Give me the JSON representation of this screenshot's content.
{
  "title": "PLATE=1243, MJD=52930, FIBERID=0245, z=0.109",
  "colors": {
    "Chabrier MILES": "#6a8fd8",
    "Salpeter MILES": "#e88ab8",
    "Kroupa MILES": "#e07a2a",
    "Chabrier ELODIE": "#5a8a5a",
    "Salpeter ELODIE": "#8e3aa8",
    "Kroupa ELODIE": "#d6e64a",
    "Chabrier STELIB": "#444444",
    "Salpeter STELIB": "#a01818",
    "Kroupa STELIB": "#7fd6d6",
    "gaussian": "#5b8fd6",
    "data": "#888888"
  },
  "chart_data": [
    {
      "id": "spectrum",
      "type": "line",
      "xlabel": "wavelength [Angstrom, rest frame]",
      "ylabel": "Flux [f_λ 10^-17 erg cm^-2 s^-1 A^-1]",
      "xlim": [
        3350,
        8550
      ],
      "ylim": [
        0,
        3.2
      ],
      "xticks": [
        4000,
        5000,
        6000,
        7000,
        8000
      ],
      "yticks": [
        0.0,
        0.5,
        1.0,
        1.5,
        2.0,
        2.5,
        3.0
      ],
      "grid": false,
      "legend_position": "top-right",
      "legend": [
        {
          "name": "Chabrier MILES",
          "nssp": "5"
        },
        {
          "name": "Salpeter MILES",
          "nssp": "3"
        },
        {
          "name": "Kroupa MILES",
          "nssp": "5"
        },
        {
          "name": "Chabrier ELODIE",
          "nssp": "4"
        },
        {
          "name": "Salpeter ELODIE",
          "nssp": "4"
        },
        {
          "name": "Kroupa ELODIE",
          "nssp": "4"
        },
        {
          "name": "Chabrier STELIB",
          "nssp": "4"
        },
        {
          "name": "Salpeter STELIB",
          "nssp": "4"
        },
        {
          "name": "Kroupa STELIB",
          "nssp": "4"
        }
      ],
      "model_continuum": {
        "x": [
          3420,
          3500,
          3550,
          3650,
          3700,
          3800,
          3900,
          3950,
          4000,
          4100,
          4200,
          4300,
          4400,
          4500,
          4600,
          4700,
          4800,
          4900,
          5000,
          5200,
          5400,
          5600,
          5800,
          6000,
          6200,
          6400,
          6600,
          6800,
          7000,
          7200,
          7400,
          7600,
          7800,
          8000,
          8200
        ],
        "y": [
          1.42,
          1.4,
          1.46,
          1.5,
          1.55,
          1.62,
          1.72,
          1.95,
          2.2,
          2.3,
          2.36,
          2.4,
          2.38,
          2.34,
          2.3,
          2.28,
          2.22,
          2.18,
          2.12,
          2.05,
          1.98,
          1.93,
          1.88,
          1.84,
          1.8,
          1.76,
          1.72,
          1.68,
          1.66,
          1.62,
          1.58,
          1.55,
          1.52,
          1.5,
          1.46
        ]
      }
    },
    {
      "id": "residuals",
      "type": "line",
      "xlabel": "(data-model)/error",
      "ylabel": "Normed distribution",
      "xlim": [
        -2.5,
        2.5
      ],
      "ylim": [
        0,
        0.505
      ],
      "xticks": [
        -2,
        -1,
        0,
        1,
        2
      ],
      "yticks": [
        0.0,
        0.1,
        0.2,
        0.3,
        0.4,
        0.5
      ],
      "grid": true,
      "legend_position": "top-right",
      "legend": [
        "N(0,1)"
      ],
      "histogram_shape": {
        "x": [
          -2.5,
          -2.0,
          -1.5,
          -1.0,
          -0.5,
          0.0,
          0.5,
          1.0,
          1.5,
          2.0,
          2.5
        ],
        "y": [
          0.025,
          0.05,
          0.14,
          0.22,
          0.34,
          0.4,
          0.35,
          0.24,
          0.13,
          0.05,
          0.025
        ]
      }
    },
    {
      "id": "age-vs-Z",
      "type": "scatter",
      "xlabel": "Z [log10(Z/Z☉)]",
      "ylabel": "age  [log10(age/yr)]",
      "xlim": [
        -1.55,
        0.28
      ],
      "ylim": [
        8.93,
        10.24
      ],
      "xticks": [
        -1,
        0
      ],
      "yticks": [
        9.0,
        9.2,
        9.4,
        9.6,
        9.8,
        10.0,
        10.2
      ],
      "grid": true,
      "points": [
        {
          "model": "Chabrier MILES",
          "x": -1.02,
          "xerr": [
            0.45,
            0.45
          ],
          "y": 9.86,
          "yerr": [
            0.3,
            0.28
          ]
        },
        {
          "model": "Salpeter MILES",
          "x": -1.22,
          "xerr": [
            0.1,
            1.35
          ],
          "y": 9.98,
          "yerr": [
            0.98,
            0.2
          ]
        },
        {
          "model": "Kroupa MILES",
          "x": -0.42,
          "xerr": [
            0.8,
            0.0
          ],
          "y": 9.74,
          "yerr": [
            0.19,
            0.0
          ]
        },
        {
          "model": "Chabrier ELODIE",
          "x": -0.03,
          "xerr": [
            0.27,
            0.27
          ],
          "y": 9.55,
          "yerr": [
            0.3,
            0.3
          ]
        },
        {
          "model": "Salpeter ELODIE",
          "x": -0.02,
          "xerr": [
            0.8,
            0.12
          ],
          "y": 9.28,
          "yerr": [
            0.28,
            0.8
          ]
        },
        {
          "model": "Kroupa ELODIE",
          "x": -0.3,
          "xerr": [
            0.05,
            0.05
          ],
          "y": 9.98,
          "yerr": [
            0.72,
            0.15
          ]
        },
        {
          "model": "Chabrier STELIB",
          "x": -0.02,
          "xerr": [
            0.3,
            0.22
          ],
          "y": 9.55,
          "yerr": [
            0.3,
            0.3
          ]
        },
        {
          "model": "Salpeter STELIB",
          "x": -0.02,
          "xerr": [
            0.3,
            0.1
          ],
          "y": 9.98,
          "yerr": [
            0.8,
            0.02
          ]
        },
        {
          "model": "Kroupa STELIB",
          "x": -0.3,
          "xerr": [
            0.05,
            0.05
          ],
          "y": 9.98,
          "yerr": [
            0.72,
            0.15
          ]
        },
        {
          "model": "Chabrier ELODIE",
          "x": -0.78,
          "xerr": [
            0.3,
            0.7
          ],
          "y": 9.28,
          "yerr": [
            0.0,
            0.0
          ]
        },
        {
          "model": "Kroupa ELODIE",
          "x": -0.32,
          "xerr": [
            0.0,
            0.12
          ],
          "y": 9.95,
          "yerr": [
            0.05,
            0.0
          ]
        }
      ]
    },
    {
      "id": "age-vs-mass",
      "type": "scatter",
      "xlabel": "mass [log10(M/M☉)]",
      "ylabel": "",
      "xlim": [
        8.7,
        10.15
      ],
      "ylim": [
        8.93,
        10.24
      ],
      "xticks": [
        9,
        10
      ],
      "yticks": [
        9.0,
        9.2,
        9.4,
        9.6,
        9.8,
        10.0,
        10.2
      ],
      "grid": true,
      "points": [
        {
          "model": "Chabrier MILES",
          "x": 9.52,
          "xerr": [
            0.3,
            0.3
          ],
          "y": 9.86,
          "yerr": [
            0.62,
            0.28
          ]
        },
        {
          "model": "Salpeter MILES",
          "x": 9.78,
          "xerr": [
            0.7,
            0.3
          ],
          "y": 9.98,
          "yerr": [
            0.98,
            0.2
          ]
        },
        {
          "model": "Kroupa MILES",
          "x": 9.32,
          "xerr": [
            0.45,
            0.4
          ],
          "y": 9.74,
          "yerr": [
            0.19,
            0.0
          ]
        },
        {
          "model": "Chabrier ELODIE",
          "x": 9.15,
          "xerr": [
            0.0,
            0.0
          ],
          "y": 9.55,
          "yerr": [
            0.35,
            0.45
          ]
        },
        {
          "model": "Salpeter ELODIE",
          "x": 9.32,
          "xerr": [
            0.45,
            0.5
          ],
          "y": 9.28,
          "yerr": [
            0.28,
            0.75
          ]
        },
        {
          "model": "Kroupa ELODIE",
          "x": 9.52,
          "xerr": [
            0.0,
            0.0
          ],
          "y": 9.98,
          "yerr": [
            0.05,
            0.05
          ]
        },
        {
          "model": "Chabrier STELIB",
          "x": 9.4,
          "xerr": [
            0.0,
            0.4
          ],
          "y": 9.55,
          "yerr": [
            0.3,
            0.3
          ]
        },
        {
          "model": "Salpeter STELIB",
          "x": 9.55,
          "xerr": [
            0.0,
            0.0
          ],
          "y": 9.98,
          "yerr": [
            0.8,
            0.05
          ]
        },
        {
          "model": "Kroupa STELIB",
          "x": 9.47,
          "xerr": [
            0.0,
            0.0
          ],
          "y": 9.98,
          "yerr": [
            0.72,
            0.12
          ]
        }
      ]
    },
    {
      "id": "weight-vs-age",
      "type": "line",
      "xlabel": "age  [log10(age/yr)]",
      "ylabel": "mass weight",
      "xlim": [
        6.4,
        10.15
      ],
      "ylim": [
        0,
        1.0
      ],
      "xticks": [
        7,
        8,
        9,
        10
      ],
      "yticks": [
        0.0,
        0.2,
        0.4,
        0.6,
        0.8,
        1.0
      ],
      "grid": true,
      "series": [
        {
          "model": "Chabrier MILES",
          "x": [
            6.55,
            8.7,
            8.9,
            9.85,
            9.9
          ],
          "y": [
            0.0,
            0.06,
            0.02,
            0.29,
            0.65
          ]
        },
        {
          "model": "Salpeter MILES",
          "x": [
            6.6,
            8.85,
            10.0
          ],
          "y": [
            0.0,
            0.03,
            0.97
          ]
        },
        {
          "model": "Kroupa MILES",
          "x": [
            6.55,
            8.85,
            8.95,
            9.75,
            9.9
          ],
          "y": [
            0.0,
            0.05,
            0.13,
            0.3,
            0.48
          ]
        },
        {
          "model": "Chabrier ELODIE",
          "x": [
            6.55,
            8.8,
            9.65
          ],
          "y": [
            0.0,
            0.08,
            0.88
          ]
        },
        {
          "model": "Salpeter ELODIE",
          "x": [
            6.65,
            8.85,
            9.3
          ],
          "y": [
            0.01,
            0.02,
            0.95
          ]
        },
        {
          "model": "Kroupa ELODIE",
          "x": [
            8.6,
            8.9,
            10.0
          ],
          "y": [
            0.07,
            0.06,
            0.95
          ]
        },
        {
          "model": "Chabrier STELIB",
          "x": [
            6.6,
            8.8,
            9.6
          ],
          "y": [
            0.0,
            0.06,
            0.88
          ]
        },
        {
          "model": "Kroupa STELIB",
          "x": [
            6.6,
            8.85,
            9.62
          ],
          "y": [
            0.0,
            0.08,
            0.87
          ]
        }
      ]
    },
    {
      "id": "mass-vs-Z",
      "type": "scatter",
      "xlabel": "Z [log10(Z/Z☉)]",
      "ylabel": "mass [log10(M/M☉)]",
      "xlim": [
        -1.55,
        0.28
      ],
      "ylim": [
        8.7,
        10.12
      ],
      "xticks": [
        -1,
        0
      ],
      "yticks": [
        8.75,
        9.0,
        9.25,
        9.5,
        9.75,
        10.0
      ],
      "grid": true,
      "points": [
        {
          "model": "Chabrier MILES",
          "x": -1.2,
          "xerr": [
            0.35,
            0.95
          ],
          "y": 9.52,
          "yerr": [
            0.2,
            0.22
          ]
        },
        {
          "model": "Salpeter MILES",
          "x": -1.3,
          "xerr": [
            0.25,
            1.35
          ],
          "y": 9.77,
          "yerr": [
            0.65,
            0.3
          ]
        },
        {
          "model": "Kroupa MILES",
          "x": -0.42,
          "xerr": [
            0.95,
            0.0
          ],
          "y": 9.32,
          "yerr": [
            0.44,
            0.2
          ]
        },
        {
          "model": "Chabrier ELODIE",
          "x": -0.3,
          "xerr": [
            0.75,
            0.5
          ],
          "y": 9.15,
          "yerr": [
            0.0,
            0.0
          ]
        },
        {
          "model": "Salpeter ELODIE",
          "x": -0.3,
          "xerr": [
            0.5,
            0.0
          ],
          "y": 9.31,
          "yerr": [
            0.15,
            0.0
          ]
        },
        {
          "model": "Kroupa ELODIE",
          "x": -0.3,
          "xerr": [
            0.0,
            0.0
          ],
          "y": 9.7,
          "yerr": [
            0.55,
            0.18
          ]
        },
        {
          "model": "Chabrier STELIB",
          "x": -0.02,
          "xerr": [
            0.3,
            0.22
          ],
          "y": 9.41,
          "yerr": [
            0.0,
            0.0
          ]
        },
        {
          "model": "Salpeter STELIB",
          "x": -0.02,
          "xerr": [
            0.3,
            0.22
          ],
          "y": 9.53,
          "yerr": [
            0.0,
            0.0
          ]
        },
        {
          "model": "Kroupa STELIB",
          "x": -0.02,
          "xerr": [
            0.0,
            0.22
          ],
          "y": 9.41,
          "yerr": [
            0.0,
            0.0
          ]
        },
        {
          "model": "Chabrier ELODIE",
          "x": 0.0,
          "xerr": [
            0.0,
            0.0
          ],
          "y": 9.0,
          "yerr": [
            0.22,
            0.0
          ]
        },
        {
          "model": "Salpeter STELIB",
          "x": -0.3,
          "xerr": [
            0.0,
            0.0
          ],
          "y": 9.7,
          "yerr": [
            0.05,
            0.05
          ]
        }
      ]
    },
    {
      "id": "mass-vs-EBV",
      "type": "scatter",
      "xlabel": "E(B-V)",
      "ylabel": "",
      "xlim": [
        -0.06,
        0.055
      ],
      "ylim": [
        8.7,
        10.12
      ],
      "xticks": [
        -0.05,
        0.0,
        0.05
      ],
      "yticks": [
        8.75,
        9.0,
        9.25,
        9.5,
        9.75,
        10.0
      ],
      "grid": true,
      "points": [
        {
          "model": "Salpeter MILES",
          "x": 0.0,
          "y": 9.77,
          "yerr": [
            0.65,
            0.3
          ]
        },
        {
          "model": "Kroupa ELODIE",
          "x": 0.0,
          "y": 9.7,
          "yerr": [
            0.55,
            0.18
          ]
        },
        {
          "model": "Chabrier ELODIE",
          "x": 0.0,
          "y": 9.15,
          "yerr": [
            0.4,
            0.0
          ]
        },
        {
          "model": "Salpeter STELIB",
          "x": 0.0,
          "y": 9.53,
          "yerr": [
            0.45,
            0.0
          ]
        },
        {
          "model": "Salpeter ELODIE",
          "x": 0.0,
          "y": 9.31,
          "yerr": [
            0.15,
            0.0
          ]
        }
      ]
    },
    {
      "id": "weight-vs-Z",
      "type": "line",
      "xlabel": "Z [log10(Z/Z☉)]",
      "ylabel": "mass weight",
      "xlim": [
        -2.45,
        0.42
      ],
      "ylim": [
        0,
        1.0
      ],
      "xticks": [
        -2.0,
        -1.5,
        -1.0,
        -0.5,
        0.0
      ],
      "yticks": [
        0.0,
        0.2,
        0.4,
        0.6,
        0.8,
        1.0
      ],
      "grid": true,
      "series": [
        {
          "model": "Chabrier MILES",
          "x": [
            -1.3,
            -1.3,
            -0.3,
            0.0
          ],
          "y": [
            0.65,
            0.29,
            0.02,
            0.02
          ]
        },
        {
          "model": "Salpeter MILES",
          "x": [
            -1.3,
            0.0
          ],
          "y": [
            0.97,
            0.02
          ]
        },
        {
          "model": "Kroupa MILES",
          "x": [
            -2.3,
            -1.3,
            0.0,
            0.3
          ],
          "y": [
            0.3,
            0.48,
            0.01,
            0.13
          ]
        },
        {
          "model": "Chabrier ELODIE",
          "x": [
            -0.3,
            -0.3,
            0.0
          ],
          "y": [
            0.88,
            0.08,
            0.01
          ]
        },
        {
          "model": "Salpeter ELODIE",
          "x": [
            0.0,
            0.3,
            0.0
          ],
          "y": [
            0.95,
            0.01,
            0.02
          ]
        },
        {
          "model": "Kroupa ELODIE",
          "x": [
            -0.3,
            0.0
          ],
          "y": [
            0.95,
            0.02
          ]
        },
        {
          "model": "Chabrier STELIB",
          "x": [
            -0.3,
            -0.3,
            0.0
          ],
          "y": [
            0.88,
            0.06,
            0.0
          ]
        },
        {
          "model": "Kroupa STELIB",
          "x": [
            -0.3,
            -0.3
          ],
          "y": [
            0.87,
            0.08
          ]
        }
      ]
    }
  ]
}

===

[Task to complete]
Copy out every line of the material above that mentions the word "mass".

[Solution to this problem]
      "id": "age-vs-mass",
      "xlabel": "mass [log10(M/M☉)]",
      "ylabel": "mass weight",
      "id": "mass-vs-Z",
      "ylabel": "mass [log10(M/M☉)]",
      "id": "mass-vs-EBV",
      "ylabel": "mass weight",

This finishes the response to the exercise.